• _EXERCISE AIM_: Write out each line of the material again, word for word.

(Stored records)
┌────────
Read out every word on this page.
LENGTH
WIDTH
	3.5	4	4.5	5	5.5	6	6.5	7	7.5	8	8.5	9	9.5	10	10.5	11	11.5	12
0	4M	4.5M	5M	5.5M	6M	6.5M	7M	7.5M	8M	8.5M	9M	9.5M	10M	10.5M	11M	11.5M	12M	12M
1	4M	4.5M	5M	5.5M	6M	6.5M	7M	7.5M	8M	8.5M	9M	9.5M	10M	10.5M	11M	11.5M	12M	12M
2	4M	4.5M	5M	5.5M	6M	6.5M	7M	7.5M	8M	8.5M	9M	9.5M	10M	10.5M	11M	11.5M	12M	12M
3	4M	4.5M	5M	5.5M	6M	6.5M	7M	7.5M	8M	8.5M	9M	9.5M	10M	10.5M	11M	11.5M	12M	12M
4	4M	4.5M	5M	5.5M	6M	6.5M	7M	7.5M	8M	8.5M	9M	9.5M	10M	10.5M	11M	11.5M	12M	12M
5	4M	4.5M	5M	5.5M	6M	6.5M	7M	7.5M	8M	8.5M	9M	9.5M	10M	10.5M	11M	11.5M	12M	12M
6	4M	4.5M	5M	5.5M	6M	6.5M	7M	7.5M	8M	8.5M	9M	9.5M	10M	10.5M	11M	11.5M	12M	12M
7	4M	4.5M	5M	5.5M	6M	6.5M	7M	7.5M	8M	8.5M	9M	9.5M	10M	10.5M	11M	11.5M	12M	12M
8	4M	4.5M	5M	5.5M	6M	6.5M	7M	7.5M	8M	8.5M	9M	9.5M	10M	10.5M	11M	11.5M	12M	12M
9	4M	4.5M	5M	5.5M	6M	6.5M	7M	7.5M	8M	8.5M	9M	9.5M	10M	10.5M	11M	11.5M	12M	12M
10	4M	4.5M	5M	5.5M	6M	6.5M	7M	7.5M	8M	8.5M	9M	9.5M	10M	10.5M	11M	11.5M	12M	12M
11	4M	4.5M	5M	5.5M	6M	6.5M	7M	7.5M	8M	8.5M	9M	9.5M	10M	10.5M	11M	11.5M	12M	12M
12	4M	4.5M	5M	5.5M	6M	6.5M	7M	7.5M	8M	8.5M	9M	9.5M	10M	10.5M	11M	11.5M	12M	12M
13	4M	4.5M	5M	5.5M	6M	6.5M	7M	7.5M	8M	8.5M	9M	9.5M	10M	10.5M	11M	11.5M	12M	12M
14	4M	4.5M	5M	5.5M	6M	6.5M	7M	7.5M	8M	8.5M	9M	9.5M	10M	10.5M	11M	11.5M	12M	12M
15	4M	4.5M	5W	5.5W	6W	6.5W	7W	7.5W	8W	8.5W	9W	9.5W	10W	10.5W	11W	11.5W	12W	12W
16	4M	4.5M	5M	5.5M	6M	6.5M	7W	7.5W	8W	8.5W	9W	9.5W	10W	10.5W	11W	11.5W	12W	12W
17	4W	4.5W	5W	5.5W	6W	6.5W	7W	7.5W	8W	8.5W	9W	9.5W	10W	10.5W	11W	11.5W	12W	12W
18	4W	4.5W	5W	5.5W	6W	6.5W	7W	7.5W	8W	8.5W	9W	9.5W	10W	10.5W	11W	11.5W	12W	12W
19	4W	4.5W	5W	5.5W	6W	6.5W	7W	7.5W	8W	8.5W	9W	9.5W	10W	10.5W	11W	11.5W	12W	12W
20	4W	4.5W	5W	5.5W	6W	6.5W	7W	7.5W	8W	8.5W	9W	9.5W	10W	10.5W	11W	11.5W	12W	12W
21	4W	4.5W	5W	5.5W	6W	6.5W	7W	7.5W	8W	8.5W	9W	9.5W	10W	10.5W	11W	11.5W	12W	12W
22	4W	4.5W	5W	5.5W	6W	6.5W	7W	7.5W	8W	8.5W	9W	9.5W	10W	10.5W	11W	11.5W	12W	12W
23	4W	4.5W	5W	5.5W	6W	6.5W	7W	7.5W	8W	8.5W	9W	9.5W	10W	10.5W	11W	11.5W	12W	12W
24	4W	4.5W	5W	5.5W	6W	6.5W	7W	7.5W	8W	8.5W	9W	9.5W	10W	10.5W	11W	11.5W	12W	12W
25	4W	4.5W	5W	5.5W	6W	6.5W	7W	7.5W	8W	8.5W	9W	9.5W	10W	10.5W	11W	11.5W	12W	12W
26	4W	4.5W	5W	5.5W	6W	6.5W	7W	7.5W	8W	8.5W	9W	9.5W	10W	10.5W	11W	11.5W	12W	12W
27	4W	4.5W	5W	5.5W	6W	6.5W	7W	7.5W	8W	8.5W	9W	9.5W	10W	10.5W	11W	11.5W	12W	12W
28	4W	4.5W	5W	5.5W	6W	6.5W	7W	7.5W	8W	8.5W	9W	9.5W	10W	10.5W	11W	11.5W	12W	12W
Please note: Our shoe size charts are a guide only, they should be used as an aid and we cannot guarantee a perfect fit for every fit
└────────
• _COMPLETED EXERCISE_:
Read out every word on this page.
LENGTH
WIDTH
	3.5	4	4.5	5	5.5	6	6.5	7	7.5	8	8.5	9	9.5	10	10.5	11	11.5	12
0	4M	4.5M	5M	5.5M	6M	6.5M	7M	7.5M	8M	8.5M	9M	9.5M	10M	10.5M	11M	11.5M	12M	12M
1	4M	4.5M	5M	5.5M	6M	6.5M	7M	7.5M	8M	8.5M	9M	9.5M	10M	10.5M	11M	11.5M	12M	12M
2	4M	4.5M	5M	5.5M	6M	6.5M	7M	7.5M	8M	8.5M	9M	9.5M	10M	10.5M	11M	11.5M	12M	12M
3	4M	4.5M	5M	5.5M	6M	6.5M	7M	7.5M	8M	8.5M	9M	9.5M	10M	10.5M	11M	11.5M	12M	12M
4	4M	4.5M	5M	5.5M	6M	6.5M	7M	7.5M	8M	8.5M	9M	9.5M	10M	10.5M	11M	11.5M	12M	12M
5	4M	4.5M	5M	5.5M	6M	6.5M	7M	7.5M	8M	8.5M	9M	9.5M	10M	10.5M	11M	11.5M	12M	12M
6	4M	4.5M	5M	5.5M	6M	6.5M	7M	7.5M	8M	8.5M	9M	9.5M	10M	10.5M	11M	11.5M	12M	12M
7	4M	4.5M	5M	5.5M	6M	6.5M	7M	7.5M	8M	8.5M	9M	9.5M	10M	10.5M	11M	11.5M	12M	12M
8	4M	4.5M	5M	5.5M	6M	6.5M	7M	7.5M	8M	8.5M	9M	9.5M	10M	10.5M	11M	11.5M	12M	12M
9	4M	4.5M	5M	5.5M	6M	6.5M	7M	7.5M	8M	8.5M	9M	9.5M	10M	10.5M	11M	11.5M	12M	12M
10	4M	4.5M	5M	5.5M	6M	6.5M	7M	7.5M	8M	8.5M	9M	9.5M	10M	10.5M	11M	11.5M	12M	12M
11	4M	4.5M	5M	5.5M	6M	6.5M	7M	7.5M	8M	8.5M	9M	9.5M	10M	10.5M	11M	11.5M	12M	12M
12	4M	4.5M	5M	5.5M	6M	6.5M	7M	7.5M	8M	8.5M	9M	9.5M	10M	10.5M	11M	11.5M	12M	12M
13	4M	4.5M	5M	5.5M	6M	6.5M	7M	7.5M	8M	8.5M	9M	9.5M	10M	10.5M	11M	11.5M	12M	12M
14	4M	4.5M	5M	5.5M	6M	6.5M	7M	7.5M	8M	8.5M	9M	9.5M	10M	10.5M	11M	11.5M	12M	12M
15	4M	4.5M	5W	5.5W	6W	6.5W	7W	7.5W	8W	8.5W	9W	9.5W	10W	10.5W	11W	11.5W	12W	12W
16	4M	4.5M	5M	5.5M	6M	6.5M	7W	7.5W	8W	8.5W	9W	9.5W	10W	10.5W	11W	11.5W	12W	12W
17	4W	4.5W	5W	5.5W	6W	6.5W	7W	7.5W	8W	8.5W	9W	9.5W	10W	10.5W	11W	11.5W	12W	12W
18	4W	4.5W	5W	5.5W	6W	6.5W	7W	7.5W	8W	8.5W	9W	9.5W	10W	10.5W	11W	11.5W	12W	12W
19	4W	4.5W	5W	5.5W	6W	6.5W	7W	7.5W	8W	8.5W	9W	9.5W	10W	10.5W	11W	11.5W	12W	12W
20	4W	4.5W	5W	5.5W	6W	6.5W	7W	7.5W	8W	8.5W	9W	9.5W	10W	10.5W	11W	11.5W	12W	12W
21	4W	4.5W	5W	5.5W	6W	6.5W	7W	7.5W	8W	8.5W	9W	9.5W	10W	10.5W	11W	11.5W	12W	12W
22	4W	4.5W	5W	5.5W	6W	6.5W	7W	7.5W	8W	8.5W	9W	9.5W	10W	10.5W	11W	11.5W	12W	12W
23	4W	4.5W	5W	5.5W	6W	6.5W	7W	7.5W	8W	8.5W	9W	9.5W	10W	10.5W	11W	11.5W	12W	12W
24	4W	4.5W	5W	5.5W	6W	6.5W	7W	7.5W	8W	8.5W	9W	9.5W	10W	10.5W	11W	11.5W	12W	12W
25	4W	4.5W	5W	5.5W	6W	6.5W	7W	7.5W	8W	8.5W	9W	9.5W	10W	10.5W	11W	11.5W	12W	12W
26	4W	4.5W	5W	5.5W	6W	6.5W	7W	7.5W	8W	8.5W	9W	9.5W	10W	10.5W	11W	11.5W	12W	12W
27	4W	4.5W	5W	5.5W	6W	6.5W	7W	7.5W	8W	8.5W	9W	9.5W	10W	10.5W	11W	11.5W	12W	12W
28	4W	4.5W	5W	5.5W	6W	6.5W	7W	7.5W	8W	8.5W	9W	9.5W	10W	10.5W	11W	11.5W	12W	12W
Please note: Our shoe size charts are a guide only, they should be used as an aid and we cannot guarantee a perfect fit for every fit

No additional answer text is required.